• _Stated goal_
Copy the data word for word, beginning at its first line and stopping after the line that contains "xgd-cell: 0.23: [845, 314, 910, 348]".
* START *
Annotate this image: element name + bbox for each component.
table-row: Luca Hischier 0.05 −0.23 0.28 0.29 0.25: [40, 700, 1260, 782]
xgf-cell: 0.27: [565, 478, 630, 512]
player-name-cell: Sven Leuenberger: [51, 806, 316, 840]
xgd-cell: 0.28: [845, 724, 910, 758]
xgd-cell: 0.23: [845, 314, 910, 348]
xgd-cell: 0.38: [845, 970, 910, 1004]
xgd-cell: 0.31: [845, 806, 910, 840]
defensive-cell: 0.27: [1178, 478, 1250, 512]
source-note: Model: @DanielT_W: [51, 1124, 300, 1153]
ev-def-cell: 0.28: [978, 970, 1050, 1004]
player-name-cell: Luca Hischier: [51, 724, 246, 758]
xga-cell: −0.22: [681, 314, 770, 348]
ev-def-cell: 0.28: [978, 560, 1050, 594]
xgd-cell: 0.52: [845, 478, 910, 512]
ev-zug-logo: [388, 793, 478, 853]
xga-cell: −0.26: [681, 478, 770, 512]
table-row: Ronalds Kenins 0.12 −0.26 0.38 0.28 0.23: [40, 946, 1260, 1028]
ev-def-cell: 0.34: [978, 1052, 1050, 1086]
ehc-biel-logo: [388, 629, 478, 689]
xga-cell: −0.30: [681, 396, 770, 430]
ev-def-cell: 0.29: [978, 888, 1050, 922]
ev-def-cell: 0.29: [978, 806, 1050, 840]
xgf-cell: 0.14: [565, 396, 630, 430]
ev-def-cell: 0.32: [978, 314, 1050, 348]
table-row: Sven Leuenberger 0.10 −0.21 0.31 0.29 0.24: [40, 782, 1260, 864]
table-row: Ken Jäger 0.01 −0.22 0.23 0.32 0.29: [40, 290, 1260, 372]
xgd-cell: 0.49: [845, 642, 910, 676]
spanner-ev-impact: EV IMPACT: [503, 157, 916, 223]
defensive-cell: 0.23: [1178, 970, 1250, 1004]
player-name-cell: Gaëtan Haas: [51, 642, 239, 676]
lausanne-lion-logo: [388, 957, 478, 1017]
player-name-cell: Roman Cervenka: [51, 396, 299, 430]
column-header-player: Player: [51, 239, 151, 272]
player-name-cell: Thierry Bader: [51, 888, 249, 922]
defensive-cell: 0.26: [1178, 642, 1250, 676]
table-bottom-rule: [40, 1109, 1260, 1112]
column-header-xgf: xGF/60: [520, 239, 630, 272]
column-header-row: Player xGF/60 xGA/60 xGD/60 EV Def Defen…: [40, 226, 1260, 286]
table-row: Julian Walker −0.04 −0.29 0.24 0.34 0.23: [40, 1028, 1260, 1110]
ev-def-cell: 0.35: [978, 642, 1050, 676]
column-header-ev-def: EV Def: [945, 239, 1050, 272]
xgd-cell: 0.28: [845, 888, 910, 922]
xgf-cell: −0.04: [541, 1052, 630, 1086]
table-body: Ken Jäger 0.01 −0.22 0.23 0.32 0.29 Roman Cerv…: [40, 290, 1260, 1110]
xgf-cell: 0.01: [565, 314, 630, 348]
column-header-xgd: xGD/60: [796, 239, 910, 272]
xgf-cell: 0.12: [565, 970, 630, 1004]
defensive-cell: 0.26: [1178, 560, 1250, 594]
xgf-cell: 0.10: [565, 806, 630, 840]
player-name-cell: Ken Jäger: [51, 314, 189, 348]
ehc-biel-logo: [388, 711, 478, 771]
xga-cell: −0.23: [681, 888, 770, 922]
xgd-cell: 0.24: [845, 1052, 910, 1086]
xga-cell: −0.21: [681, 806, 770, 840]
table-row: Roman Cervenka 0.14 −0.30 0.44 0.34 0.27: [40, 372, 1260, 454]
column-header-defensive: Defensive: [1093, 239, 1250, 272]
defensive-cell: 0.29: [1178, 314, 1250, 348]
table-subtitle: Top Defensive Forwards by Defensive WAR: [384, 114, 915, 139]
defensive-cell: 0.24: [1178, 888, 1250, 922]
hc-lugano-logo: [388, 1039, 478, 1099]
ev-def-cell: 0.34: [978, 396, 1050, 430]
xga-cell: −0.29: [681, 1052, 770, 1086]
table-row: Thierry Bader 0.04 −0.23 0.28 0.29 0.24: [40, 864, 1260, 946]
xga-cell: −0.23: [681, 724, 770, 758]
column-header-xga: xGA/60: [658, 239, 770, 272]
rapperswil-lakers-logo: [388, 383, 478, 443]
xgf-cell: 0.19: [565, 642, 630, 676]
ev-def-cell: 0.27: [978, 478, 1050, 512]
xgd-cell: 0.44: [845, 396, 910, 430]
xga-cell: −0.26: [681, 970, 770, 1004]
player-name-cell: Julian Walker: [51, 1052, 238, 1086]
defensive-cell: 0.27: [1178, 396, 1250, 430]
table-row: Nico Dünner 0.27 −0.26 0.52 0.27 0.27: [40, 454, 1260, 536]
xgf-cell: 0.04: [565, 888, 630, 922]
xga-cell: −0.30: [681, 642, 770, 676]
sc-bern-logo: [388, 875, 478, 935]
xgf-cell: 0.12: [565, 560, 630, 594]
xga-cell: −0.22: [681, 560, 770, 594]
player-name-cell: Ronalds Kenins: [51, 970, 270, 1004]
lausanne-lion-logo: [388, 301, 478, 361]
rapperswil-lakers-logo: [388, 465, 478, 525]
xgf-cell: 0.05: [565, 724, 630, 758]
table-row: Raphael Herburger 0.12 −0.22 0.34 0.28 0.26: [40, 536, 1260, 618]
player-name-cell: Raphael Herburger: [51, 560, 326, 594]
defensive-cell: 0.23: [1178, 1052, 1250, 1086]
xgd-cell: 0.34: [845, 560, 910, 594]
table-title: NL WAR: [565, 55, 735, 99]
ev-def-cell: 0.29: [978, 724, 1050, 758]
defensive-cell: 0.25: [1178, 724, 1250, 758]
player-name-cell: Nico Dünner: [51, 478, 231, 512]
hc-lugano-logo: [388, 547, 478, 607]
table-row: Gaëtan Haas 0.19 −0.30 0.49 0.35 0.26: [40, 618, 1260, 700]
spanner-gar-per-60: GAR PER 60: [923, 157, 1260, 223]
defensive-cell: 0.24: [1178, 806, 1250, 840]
* END *
• _Exercise output_
Annotate this image: element name + bbox for each component.
table-row: Luca Hischier 0.05 −0.23 0.28 0.29 0.25: [40, 700, 1260, 782]
xgf-cell: 0.27: [565, 478, 630, 512]
player-name-cell: Sven Leuenberger: [51, 806, 316, 840]
xgd-cell: 0.28: [845, 724, 910, 758]
xgd-cell: 0.23: [845, 314, 910, 348]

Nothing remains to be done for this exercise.